Collection entries
┌──
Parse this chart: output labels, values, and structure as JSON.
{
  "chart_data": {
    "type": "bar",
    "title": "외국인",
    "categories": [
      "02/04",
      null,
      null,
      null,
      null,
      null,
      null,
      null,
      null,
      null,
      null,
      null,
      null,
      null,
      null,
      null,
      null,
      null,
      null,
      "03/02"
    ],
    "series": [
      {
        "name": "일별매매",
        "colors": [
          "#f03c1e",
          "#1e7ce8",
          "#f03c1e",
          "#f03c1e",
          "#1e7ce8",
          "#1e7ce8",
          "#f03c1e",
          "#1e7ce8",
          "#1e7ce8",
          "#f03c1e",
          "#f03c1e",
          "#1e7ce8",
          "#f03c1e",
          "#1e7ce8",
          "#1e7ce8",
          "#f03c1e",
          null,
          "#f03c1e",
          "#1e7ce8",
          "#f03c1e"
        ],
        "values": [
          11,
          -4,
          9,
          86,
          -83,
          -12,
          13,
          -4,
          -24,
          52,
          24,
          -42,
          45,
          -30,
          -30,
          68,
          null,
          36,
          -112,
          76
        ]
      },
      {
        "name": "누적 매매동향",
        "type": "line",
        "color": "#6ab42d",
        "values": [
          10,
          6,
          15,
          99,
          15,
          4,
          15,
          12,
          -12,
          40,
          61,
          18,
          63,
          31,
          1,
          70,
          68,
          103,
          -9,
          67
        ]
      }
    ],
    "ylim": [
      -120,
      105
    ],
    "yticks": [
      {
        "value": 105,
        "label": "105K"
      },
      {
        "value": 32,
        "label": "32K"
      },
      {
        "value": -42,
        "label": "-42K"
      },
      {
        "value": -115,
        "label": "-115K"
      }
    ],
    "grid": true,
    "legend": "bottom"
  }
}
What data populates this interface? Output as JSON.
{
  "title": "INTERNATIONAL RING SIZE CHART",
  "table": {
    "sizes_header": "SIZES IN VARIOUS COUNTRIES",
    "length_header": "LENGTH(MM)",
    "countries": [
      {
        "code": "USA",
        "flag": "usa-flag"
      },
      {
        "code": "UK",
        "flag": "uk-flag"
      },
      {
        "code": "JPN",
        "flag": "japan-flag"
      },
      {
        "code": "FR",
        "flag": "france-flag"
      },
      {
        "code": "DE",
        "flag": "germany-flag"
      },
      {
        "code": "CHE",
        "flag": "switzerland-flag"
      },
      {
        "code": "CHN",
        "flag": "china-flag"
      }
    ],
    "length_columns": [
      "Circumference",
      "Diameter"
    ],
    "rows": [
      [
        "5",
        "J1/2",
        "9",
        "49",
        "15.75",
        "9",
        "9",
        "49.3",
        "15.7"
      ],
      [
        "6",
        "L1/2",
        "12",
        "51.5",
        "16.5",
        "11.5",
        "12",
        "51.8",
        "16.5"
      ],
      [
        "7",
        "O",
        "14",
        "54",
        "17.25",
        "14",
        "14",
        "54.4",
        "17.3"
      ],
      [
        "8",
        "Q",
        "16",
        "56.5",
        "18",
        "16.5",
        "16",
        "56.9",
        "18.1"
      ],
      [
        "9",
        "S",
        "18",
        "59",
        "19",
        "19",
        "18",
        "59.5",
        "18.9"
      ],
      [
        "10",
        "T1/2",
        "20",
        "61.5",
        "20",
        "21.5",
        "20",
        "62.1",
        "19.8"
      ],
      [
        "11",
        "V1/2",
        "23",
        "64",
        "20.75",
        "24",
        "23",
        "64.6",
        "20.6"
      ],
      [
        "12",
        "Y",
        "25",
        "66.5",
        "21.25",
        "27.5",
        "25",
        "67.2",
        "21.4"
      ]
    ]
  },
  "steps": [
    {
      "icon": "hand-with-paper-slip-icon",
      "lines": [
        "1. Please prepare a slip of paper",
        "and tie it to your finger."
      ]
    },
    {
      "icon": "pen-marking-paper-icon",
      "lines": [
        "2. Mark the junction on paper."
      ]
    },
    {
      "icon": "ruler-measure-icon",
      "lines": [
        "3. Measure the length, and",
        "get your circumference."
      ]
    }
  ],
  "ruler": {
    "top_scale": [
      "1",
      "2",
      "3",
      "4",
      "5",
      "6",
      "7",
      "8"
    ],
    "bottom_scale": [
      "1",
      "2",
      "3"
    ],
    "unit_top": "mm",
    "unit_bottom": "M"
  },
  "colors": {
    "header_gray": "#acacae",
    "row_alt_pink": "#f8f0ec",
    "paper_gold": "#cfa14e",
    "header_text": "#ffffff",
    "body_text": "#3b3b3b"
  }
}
└──
┌──
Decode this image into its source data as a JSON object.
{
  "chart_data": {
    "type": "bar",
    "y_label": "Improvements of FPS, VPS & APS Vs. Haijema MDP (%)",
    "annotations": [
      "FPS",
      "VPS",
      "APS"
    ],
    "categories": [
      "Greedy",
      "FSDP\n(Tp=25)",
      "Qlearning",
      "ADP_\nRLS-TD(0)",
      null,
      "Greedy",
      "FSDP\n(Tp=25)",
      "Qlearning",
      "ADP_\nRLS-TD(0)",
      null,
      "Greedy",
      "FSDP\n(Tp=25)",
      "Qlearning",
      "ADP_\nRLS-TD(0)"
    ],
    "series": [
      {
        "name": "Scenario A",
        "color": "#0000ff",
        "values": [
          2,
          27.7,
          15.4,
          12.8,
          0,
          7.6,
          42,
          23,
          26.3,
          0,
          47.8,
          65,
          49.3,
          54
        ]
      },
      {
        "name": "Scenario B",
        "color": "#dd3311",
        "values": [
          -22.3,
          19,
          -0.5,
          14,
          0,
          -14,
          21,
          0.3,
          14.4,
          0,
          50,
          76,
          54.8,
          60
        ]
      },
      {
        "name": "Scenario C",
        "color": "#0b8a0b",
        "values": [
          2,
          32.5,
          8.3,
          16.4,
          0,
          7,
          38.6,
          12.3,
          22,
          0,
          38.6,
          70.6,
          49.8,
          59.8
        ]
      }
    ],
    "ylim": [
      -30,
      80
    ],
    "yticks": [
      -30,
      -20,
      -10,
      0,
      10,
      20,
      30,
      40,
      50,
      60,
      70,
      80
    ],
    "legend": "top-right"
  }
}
└──
SHORT PROBLEM
Find "this". Copy every line it occurs in.

THE ANSWER
Parse this chart: output labels, values, and structure as JSON.
What data populates this interface? Output as JSON.
Decode this image into its source data as a JSON object.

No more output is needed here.